### Provided entries
•••

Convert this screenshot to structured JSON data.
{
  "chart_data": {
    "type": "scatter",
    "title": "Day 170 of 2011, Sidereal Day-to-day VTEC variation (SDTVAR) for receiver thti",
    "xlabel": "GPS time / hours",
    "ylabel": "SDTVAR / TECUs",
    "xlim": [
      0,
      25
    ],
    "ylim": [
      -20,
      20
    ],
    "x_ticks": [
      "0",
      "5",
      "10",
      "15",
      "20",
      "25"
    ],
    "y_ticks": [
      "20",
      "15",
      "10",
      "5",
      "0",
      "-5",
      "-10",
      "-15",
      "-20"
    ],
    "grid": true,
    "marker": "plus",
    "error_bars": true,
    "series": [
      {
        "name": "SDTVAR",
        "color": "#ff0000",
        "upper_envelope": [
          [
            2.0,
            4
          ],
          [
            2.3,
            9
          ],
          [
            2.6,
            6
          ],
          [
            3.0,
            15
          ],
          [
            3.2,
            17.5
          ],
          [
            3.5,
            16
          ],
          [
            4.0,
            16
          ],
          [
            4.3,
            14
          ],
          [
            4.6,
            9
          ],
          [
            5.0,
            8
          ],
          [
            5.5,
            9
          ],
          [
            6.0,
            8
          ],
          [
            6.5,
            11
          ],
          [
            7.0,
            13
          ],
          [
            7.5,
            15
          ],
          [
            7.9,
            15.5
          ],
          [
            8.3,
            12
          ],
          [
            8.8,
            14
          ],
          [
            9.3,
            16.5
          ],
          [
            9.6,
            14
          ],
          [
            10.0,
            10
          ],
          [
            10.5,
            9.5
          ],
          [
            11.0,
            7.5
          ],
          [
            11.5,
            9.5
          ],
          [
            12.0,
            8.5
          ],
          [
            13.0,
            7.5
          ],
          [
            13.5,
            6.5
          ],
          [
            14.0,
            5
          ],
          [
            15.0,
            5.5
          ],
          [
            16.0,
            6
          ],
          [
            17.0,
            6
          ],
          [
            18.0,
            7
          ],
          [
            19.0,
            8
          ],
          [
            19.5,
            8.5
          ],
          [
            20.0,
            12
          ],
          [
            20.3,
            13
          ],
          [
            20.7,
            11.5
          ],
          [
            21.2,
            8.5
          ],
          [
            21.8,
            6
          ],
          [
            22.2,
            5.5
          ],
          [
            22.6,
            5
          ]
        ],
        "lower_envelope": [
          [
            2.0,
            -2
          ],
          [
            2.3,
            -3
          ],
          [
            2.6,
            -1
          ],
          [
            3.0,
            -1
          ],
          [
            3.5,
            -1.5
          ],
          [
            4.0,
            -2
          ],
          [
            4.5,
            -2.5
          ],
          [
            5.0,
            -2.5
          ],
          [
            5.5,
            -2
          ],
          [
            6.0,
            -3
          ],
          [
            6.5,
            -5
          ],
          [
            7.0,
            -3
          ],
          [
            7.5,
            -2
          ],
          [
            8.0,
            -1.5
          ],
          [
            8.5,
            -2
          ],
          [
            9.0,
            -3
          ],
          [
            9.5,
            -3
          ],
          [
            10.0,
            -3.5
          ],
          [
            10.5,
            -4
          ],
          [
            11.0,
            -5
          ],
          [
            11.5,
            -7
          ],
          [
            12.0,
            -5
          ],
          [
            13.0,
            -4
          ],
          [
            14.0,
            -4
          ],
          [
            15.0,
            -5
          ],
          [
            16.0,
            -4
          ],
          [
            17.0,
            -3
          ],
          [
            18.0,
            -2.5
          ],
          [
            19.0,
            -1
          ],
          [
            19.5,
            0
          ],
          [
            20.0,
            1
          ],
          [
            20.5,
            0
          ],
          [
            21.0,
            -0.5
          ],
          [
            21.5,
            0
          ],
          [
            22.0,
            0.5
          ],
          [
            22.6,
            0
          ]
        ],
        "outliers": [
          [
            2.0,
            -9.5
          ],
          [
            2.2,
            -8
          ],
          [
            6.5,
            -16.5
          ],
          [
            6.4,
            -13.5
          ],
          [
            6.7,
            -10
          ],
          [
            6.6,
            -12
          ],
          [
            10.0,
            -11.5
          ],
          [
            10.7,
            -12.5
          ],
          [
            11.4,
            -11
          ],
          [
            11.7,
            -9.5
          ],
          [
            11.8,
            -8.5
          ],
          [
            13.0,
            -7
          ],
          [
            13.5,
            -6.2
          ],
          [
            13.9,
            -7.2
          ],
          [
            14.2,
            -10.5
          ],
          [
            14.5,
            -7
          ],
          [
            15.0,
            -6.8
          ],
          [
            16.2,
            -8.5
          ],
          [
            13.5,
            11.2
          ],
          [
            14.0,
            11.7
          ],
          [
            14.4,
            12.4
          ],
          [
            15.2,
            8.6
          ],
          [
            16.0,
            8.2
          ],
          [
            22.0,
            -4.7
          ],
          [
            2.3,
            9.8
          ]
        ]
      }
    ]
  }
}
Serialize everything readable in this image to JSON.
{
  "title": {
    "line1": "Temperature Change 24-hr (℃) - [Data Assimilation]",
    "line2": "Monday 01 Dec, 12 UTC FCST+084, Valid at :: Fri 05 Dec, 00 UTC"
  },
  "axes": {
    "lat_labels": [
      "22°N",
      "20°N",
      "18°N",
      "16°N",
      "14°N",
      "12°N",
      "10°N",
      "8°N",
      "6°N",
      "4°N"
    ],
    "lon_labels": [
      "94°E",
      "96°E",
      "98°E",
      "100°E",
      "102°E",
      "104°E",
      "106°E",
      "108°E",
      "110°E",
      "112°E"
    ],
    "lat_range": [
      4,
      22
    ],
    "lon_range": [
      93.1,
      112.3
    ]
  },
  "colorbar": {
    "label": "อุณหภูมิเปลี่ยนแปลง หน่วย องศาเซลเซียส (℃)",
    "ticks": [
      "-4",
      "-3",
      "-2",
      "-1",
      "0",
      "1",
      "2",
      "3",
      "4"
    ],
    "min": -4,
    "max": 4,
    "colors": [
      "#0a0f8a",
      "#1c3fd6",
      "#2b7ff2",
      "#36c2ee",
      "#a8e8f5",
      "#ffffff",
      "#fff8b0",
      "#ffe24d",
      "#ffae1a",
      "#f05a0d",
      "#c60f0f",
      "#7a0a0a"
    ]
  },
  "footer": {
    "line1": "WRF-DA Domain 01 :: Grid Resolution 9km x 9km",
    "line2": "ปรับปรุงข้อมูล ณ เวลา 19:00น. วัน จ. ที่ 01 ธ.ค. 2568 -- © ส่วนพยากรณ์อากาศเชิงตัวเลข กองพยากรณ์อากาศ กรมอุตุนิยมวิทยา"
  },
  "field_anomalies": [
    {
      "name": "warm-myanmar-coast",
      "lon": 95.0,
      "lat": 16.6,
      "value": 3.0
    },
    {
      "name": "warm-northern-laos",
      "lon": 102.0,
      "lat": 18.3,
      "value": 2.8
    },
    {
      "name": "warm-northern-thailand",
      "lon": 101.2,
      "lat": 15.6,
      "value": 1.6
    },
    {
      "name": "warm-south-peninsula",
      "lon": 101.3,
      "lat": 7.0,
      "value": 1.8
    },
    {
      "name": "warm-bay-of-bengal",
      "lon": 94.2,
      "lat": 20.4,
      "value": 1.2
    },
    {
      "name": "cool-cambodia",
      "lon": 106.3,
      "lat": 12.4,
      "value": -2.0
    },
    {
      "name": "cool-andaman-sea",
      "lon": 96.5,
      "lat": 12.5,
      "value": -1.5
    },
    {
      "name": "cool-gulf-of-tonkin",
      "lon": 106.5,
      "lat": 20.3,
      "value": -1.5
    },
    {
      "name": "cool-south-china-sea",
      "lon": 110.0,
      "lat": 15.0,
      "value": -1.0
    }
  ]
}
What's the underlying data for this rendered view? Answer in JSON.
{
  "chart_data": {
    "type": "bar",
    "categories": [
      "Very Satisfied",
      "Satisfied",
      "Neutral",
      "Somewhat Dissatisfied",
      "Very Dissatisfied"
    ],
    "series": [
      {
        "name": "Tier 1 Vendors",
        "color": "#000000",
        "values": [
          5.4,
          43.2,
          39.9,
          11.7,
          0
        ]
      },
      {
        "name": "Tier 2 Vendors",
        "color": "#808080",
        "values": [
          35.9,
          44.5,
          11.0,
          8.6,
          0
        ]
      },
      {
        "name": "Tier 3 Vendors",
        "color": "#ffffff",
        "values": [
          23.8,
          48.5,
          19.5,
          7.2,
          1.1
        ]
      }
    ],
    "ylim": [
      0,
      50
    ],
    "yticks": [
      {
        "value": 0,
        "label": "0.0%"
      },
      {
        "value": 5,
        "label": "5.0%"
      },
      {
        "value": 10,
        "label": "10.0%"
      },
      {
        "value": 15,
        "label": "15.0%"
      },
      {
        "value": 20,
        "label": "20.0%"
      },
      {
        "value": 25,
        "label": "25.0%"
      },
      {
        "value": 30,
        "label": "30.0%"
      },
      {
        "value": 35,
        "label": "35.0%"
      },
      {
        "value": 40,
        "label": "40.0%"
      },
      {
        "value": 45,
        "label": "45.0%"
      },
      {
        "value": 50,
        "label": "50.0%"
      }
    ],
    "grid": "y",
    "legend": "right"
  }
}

•••

### Work to be completed
Which lines in the data above contain "SDTVAR"? Show each one.

### Reply
    "title": "Day 170 of 2011, Sidereal Day-to-day VTEC variation (SDTVAR) for receiver thti",
    "ylabel": "SDTVAR / TECUs",
        "name": "SDTVAR",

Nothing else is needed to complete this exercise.